Task directions> Below are the records; pull every line that includes "this".
start Record extracts
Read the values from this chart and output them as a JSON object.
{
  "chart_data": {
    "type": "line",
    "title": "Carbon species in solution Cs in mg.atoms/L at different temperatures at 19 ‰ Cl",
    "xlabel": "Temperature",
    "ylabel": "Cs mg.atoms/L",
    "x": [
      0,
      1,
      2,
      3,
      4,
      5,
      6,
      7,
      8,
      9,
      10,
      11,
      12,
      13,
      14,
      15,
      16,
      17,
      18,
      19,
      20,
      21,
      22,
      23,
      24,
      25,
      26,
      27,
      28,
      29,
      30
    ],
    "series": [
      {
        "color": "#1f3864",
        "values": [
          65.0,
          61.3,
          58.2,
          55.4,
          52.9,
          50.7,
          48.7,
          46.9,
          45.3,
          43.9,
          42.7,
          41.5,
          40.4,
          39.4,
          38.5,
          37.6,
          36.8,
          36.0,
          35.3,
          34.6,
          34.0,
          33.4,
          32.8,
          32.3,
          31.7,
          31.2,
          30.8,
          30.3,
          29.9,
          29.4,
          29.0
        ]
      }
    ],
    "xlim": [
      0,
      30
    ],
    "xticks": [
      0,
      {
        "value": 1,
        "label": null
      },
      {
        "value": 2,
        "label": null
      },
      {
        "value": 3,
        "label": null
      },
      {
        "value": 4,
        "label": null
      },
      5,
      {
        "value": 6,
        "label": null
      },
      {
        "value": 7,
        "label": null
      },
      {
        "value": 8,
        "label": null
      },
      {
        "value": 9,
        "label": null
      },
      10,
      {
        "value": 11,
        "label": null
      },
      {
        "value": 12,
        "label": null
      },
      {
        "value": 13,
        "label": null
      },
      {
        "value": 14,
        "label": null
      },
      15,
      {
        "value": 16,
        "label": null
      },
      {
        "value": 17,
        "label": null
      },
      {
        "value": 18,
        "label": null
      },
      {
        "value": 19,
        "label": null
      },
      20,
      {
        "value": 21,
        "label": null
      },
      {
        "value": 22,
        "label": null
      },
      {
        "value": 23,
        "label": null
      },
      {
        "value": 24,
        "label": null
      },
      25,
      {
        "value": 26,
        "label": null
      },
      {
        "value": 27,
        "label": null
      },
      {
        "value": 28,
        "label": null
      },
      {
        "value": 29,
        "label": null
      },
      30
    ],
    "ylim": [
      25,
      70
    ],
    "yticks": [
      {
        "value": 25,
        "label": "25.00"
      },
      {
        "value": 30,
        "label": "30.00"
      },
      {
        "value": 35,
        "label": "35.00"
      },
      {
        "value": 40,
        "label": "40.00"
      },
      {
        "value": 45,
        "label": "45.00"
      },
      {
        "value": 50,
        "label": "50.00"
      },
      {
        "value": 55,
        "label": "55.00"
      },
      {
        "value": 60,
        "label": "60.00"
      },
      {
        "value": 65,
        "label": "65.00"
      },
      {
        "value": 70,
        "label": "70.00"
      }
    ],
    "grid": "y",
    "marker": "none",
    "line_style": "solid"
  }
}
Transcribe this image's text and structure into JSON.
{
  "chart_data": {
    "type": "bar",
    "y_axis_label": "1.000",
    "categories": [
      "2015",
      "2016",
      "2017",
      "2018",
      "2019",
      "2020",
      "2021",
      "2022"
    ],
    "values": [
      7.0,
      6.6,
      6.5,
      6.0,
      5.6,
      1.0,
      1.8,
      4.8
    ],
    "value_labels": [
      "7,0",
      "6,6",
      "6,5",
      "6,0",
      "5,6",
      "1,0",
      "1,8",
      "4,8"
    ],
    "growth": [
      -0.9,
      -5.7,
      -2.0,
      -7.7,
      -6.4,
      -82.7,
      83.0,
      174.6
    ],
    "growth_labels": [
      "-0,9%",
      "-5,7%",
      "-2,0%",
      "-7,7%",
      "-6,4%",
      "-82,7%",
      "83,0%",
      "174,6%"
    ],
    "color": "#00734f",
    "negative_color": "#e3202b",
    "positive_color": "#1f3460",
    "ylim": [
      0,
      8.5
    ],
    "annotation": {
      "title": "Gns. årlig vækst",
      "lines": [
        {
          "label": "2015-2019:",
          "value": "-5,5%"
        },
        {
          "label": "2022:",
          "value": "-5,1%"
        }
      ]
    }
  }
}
end Record extracts
Response>
Read the values from this chart and output them as a JSON object.
Transcribe this image's text and structure into JSON.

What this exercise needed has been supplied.